REQUEST:
Can you edit the items starting with the first line and going on through the line with "84, 389, 264]", so that "FancyBboxPatch" becomes "Rectangle" and everything else stays the same?

Part of a data file:
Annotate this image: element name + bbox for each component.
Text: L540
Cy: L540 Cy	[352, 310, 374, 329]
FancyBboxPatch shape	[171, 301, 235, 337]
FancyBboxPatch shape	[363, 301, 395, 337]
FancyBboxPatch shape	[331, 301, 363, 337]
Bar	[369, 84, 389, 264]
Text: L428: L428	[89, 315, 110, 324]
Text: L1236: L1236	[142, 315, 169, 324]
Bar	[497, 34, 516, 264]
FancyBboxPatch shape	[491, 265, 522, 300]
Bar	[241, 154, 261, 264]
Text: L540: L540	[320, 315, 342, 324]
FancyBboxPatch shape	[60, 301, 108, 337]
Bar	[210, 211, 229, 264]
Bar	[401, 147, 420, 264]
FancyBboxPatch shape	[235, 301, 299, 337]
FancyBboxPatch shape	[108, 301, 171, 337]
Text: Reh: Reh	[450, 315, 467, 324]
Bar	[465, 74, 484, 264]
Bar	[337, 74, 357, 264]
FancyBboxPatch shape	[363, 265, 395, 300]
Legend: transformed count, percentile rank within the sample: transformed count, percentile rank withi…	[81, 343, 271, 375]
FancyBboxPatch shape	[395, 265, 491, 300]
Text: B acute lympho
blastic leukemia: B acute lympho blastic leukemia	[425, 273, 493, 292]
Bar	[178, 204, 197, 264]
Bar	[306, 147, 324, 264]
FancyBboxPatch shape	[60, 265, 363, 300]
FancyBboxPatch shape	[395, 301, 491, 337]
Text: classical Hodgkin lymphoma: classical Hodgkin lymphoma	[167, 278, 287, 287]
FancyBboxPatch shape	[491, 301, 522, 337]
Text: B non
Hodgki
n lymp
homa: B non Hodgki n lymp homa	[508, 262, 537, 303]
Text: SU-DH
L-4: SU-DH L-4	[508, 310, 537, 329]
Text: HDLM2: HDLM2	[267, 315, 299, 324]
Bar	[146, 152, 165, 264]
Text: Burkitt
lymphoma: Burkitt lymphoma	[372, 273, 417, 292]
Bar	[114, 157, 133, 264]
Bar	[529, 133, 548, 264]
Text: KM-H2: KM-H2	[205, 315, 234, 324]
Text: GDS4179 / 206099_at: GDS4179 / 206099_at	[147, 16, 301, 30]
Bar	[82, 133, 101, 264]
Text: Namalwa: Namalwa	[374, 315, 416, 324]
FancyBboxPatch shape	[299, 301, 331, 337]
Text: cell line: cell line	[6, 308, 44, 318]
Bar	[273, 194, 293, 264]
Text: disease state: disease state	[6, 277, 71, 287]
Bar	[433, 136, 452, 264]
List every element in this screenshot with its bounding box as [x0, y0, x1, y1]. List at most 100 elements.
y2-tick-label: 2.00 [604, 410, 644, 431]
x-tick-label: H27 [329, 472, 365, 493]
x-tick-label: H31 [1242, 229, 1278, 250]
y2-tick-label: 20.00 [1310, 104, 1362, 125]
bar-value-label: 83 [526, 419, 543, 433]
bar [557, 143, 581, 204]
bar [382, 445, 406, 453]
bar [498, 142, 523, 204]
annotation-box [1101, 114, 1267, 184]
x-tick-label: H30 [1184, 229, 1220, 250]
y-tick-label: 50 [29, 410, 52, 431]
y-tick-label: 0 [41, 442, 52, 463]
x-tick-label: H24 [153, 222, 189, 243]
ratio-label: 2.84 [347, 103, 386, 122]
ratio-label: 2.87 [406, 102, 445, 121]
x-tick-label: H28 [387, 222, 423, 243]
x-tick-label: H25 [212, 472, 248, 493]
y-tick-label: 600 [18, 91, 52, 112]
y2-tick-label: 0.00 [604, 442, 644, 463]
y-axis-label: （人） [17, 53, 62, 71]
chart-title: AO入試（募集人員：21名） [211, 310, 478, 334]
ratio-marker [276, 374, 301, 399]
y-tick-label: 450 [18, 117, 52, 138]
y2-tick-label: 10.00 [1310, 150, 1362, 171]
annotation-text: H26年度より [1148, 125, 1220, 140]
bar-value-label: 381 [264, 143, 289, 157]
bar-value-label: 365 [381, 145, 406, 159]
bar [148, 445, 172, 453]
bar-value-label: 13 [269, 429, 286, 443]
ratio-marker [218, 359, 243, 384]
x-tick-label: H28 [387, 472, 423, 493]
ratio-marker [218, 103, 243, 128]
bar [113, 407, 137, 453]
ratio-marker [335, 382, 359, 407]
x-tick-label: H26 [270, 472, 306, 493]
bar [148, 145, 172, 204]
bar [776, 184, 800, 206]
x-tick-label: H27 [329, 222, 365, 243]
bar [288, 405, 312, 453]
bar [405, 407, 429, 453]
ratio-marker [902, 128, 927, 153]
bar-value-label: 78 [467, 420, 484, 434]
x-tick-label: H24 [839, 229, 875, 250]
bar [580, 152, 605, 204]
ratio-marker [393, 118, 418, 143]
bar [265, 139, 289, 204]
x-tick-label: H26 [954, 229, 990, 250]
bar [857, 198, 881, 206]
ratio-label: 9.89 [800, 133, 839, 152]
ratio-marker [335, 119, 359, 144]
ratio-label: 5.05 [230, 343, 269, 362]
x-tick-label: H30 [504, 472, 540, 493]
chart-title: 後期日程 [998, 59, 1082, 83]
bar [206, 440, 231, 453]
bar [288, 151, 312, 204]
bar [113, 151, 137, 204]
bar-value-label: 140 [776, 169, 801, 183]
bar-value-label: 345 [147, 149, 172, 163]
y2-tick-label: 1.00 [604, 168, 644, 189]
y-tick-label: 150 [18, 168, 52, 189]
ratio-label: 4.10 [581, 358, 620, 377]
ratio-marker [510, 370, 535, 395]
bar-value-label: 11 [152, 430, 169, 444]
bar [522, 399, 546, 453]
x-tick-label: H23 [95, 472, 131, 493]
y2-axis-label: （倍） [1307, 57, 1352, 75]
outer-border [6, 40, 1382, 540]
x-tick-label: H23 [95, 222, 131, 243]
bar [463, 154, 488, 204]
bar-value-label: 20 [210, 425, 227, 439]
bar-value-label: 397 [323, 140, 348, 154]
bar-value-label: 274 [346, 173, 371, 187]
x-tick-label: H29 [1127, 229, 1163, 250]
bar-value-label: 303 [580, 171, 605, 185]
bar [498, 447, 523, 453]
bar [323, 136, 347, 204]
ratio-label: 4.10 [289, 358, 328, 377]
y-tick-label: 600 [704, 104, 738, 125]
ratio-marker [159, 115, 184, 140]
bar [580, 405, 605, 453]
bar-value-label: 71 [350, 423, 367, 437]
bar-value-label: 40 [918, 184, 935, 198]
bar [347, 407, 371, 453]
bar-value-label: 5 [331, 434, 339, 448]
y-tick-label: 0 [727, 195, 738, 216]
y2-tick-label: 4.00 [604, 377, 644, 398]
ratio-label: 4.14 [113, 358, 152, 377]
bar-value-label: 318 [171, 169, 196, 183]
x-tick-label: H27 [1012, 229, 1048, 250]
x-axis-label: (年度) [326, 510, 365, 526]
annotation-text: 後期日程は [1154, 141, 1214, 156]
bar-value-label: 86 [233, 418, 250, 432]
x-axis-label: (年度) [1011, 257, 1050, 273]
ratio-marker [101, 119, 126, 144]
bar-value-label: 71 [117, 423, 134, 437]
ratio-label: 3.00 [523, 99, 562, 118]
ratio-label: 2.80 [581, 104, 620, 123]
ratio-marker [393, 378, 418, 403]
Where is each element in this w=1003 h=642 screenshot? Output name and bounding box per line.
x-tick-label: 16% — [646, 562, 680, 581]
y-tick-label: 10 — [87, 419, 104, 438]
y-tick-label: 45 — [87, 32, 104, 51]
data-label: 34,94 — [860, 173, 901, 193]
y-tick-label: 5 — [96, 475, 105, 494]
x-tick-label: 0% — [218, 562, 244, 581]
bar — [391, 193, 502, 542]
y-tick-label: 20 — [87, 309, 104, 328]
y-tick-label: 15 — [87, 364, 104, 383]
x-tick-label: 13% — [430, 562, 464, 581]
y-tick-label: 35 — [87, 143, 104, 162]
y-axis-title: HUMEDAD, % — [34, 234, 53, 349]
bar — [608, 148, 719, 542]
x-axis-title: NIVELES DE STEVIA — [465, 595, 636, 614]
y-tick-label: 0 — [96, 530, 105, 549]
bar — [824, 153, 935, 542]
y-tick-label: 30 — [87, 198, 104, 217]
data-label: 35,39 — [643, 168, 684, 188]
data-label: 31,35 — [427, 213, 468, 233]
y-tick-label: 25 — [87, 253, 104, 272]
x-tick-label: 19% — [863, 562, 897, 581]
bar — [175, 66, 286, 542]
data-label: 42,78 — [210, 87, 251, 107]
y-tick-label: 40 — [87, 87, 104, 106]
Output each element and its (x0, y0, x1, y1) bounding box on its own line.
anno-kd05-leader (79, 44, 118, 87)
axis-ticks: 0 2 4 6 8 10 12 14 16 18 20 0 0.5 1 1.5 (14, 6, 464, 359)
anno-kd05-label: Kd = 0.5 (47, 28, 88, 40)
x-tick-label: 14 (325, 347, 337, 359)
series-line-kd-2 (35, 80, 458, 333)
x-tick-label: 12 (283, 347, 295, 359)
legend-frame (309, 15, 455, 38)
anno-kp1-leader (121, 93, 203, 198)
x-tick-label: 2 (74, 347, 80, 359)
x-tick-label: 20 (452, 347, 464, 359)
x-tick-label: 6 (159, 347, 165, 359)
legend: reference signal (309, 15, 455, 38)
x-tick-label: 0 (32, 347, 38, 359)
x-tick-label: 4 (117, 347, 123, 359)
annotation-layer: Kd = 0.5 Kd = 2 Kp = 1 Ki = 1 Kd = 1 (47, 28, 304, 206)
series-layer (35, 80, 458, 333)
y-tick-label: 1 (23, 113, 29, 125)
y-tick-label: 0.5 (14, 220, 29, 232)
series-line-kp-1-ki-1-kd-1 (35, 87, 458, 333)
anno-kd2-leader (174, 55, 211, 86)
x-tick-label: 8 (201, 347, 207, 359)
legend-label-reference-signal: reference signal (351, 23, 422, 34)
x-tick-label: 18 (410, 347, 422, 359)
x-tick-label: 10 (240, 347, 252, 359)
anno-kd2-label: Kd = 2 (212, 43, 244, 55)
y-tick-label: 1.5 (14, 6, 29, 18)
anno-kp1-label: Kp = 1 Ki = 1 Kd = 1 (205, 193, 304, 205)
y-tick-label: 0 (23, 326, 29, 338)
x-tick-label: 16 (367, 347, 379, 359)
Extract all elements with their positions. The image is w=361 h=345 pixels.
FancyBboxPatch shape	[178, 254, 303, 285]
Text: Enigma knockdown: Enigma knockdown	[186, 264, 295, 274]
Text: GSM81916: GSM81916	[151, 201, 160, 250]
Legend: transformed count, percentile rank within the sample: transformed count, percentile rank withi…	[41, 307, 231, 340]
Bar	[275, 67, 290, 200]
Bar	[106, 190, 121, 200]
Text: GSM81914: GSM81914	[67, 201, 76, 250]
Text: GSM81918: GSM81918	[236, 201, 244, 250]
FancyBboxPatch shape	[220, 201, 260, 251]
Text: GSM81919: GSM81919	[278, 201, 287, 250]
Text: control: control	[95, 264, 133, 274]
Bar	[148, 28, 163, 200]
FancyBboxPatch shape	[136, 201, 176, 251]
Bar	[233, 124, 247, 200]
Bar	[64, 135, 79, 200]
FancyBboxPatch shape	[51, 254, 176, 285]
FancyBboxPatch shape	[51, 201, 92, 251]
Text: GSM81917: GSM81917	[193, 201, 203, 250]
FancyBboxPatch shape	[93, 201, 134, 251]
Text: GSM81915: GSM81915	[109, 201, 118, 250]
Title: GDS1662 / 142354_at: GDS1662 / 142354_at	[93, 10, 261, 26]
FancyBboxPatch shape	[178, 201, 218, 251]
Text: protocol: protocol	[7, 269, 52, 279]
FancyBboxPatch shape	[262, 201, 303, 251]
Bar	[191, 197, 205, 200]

CORRECT RESPONSE:
Annotate this image: element name + bbox for each component.
Text: L540
Cy: L540 Cy	[352, 310, 374, 329]
Rectangle shape	[171, 301, 235, 337]
Rectangle shape	[363, 301, 395, 337]
Rectangle shape	[331, 301, 363, 337]
Bar	[369, 84, 389, 264]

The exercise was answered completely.